** begin Exercise data **

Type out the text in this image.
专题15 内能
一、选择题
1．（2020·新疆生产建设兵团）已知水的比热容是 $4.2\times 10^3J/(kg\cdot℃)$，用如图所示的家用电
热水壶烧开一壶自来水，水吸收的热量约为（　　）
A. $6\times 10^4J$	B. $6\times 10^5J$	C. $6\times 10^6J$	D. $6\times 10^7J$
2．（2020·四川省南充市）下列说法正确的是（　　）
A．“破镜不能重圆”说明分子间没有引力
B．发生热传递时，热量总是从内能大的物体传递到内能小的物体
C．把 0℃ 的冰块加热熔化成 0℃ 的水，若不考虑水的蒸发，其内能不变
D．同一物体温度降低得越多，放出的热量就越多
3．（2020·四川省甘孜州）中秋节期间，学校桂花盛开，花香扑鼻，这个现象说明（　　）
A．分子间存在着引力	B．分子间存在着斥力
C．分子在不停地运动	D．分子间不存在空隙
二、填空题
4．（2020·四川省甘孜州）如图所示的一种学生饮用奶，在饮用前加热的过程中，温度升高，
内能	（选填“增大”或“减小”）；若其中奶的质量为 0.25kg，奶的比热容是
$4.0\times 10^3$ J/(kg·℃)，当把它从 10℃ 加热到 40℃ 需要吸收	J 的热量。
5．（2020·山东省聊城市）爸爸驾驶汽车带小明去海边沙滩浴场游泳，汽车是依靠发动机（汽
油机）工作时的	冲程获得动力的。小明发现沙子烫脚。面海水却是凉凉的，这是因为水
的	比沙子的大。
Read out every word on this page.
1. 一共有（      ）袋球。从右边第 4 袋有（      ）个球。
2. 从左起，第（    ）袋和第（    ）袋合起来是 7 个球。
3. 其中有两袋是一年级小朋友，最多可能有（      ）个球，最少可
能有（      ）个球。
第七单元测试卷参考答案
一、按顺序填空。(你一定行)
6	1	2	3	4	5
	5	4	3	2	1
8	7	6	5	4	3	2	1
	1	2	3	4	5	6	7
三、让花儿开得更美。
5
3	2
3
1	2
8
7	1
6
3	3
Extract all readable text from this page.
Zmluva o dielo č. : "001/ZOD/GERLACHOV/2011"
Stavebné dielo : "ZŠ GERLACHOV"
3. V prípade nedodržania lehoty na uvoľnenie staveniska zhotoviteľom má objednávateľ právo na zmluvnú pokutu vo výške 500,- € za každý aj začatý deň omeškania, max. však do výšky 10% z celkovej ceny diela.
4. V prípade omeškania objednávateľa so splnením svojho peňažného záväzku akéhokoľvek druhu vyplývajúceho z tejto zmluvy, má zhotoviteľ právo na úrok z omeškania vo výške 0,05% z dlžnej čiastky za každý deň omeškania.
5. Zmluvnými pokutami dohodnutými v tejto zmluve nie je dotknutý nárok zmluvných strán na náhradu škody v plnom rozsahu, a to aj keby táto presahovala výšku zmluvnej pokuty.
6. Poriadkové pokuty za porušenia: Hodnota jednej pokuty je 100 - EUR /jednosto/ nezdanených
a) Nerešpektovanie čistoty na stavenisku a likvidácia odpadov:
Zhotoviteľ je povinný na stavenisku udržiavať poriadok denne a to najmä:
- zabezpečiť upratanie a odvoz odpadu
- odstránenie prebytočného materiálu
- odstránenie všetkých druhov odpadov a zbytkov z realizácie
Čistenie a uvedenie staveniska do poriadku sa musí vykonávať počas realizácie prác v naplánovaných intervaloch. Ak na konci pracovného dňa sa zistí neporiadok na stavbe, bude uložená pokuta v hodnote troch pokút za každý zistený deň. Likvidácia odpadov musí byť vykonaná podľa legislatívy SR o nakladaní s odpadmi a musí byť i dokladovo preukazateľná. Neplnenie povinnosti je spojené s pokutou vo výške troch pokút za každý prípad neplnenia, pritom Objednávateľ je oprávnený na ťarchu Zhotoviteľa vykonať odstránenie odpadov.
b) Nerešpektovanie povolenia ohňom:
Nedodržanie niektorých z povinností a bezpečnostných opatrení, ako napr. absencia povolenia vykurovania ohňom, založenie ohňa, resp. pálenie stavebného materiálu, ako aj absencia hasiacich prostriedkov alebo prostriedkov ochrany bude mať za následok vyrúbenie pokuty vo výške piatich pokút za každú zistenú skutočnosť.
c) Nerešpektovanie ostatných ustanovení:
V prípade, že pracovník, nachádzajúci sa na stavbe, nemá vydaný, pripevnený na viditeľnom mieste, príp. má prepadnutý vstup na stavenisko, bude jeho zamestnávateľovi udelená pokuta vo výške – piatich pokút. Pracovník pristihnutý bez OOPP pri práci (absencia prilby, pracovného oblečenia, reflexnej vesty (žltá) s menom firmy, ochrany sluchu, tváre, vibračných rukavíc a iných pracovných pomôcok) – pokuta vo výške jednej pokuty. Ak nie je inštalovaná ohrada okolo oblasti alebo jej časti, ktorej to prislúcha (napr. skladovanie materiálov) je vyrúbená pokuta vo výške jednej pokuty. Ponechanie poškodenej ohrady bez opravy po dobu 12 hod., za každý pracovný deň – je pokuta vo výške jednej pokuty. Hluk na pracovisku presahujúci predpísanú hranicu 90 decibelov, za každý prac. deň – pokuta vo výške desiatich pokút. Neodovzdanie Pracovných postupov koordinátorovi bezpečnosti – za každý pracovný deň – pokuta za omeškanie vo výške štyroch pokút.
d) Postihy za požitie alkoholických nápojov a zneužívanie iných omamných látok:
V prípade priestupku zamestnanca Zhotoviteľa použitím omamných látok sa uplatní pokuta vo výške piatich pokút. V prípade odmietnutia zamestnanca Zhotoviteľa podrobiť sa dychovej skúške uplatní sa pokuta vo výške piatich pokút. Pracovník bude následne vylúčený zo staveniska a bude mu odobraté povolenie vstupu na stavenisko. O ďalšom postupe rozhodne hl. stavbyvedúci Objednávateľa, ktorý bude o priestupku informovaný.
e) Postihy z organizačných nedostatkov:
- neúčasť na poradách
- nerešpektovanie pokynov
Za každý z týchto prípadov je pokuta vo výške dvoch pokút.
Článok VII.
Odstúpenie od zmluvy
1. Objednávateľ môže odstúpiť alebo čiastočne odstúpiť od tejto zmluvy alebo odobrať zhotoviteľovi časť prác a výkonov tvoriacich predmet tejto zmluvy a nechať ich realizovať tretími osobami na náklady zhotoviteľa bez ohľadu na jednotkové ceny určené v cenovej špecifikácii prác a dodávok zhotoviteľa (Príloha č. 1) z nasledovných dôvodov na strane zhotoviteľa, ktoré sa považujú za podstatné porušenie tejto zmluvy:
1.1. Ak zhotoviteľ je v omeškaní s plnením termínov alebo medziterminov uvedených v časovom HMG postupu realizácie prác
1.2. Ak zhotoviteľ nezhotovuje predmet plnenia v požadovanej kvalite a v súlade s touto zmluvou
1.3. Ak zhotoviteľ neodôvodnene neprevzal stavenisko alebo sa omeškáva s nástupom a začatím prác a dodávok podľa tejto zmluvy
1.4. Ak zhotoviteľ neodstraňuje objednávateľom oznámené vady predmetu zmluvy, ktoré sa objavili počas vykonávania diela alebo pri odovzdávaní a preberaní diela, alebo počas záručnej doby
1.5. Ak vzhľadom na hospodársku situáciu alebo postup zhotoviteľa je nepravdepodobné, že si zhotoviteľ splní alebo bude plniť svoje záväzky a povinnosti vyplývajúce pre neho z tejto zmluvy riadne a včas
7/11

** end Exercise data **

- **Job**
Each entry above is to be printed again exactly.

- **Result for this exercise**
Type out the text in this image.
专题15 内能
一、选择题
1．（2020·新疆生产建设兵团）已知水的比热容是 $4.2\times 10^3J/(kg\cdot℃)$，用如图所示的家用电
热水壶烧开一壶自来水，水吸收的热量约为（　　）
A. $6\times 10^4J$	B. $6\times 10^5J$	C. $6\times 10^6J$	D. $6\times 10^7J$
2．（2020·四川省南充市）下列说法正确的是（　　）
A．“破镜不能重圆”说明分子间没有引力
B．发生热传递时，热量总是从内能大的物体传递到内能小的物体
C．把 0℃ 的冰块加热熔化成 0℃ 的水，若不考虑水的蒸发，其内能不变
D．同一物体温度降低得越多，放出的热量就越多
3．（2020·四川省甘孜州）中秋节期间，学校桂花盛开，花香扑鼻，这个现象说明（　　）
A．分子间存在着引力	B．分子间存在着斥力
C．分子在不停地运动	D．分子间不存在空隙
二、填空题
4．（2020·四川省甘孜州）如图所示的一种学生饮用奶，在饮用前加热的过程中，温度升高，
内能	（选填“增大”或“减小”）；若其中奶的质量为 0.25kg，奶的比热容是
$4.0\times 10^3$ J/(kg·℃)，当把它从 10℃ 加热到 40℃ 需要吸收	J 的热量。
5．（2020·山东省聊城市）爸爸驾驶汽车带小明去海边沙滩浴场游泳，汽车是依靠发动机（汽
油机）工作时的	冲程获得动力的。小明发现沙子烫脚。面海水却是凉凉的，这是因为水
的	比沙子的大。
Read out every word on this page.
1. 一共有（      ）袋球。从右边第 4 袋有（      ）个球。
2. 从左起，第（    ）袋和第（    ）袋合起来是 7 个球。
3. 其中有两袋是一年级小朋友，最多可能有（      ）个球，最少可
能有（      ）个球。
第七单元测试卷参考答案
一、按顺序填空。(你一定行)
6	1	2	3	4	5
	5	4	3	2	1
8	7	6	5	4	3	2	1
	1	2	3	4	5	6	7
三、让花儿开得更美。
5
3	2
3
1	2
8
7	1
6
3	3
Extract all readable text from this page.
Zmluva o dielo č. : "001/ZOD/GERLACHOV/2011"
Stavebné dielo : "ZŠ GERLACHOV"
3. V prípade nedodržania lehoty na uvoľnenie staveniska zhotoviteľom má objednávateľ právo na zmluvnú pokutu vo výške 500,- € za každý aj začatý deň omeškania, max. však do výšky 10% z celkovej ceny diela.
4. V prípade omeškania objednávateľa so splnením svojho peňažného záväzku akéhokoľvek druhu vyplývajúceho z tejto zmluvy, má zhotoviteľ právo na úrok z omeškania vo výške 0,05% z dlžnej čiastky za každý deň omeškania.
5. Zmluvnými pokutami dohodnutými v tejto zmluve nie je dotknutý nárok zmluvných strán na náhradu škody v plnom rozsahu, a to aj keby táto presahovala výšku zmluvnej pokuty.
6. Poriadkové pokuty za porušenia: Hodnota jednej pokuty je 100 - EUR /jednosto/ nezdanených
a) Nerešpektovanie čistoty na stavenisku a likvidácia odpadov:
Zhotoviteľ je povinný na stavenisku udržiavať poriadok denne a to najmä:
- zabezpečiť upratanie a odvoz odpadu
- odstránenie prebytočného materiálu
- odstránenie všetkých druhov odpadov a zbytkov z realizácie
Čistenie a uvedenie staveniska do poriadku sa musí vykonávať počas realizácie prác v naplánovaných intervaloch. Ak na konci pracovného dňa sa zistí neporiadok na stavbe, bude uložená pokuta v hodnote troch pokút za každý zistený deň. Likvidácia odpadov musí byť vykonaná podľa legislatívy SR o nakladaní s odpadmi a musí byť i dokladovo preukazateľná. Neplnenie povinnosti je spojené s pokutou vo výške troch pokút za každý prípad neplnenia, pritom Objednávateľ je oprávnený na ťarchu Zhotoviteľa vykonať odstránenie odpadov.
b) Nerešpektovanie povolenia ohňom:
Nedodržanie niektorých z povinností a bezpečnostných opatrení, ako napr. absencia povolenia vykurovania ohňom, založenie ohňa, resp. pálenie stavebného materiálu, ako aj absencia hasiacich prostriedkov alebo prostriedkov ochrany bude mať za následok vyrúbenie pokuty vo výške piatich pokút za každú zistenú skutočnosť.
c) Nerešpektovanie ostatných ustanovení:
V prípade, že pracovník, nachádzajúci sa na stavbe, nemá vydaný, pripevnený na viditeľnom mieste, príp. má prepadnutý vstup na stavenisko, bude jeho zamestnávateľovi udelená pokuta vo výške – piatich pokút. Pracovník pristihnutý bez OOPP pri práci (absencia prilby, pracovného oblečenia, reflexnej vesty (žltá) s menom firmy, ochrany sluchu, tváre, vibračných rukavíc a iných pracovných pomôcok) – pokuta vo výške jednej pokuty. Ak nie je inštalovaná ohrada okolo oblasti alebo jej časti, ktorej to prislúcha (napr. skladovanie materiálov) je vyrúbená pokuta vo výške jednej pokuty. Ponechanie poškodenej ohrady bez opravy po dobu 12 hod., za každý pracovný deň – je pokuta vo výške jednej pokuty. Hluk na pracovisku presahujúci predpísanú hranicu 90 decibelov, za každý prac. deň – pokuta vo výške desiatich pokút. Neodovzdanie Pracovných postupov koordinátorovi bezpečnosti – za každý pracovný deň – pokuta za omeškanie vo výške štyroch pokút.
d) Postihy za požitie alkoholických nápojov a zneužívanie iných omamných látok:
V prípade priestupku zamestnanca Zhotoviteľa použitím omamných látok sa uplatní pokuta vo výške piatich pokút. V prípade odmietnutia zamestnanca Zhotoviteľa podrobiť sa dychovej skúške uplatní sa pokuta vo výške piatich pokút. Pracovník bude následne vylúčený zo staveniska a bude mu odobraté povolenie vstupu na stavenisko. O ďalšom postupe rozhodne hl. stavbyvedúci Objednávateľa, ktorý bude o priestupku informovaný.
e) Postihy z organizačných nedostatkov:
- neúčasť na poradách
- nerešpektovanie pokynov
Za každý z týchto prípadov je pokuta vo výške dvoch pokút.
Článok VII.
Odstúpenie od zmluvy
1. Objednávateľ môže odstúpiť alebo čiastočne odstúpiť od tejto zmluvy alebo odobrať zhotoviteľovi časť prác a výkonov tvoriacich predmet tejto zmluvy a nechať ich realizovať tretími osobami na náklady zhotoviteľa bez ohľadu na jednotkové ceny určené v cenovej špecifikácii prác a dodávok zhotoviteľa (Príloha č. 1) z nasledovných dôvodov na strane zhotoviteľa, ktoré sa považujú za podstatné porušenie tejto zmluvy:
1.1. Ak zhotoviteľ je v omeškaní s plnením termínov alebo medziterminov uvedených v časovom HMG postupu realizácie prác
1.2. Ak zhotoviteľ nezhotovuje predmet plnenia v požadovanej kvalite a v súlade s touto zmluvou
1.3. Ak zhotoviteľ neodôvodnene neprevzal stavenisko alebo sa omeškáva s nástupom a začatím prác a dodávok podľa tejto zmluvy
1.4. Ak zhotoviteľ neodstraňuje objednávateľom oznámené vady predmetu zmluvy, ktoré sa objavili počas vykonávania diela alebo pri odovzdávaní a preberaní diela, alebo počas záručnej doby
1.5. Ak vzhľadom na hospodársku situáciu alebo postup zhotoviteľa je nepravdepodobné, že si zhotoviteľ splní alebo bude plniť svoje záväzky a povinnosti vyplývajúce pre neho z tejto zmluvy riadne a včas
7/11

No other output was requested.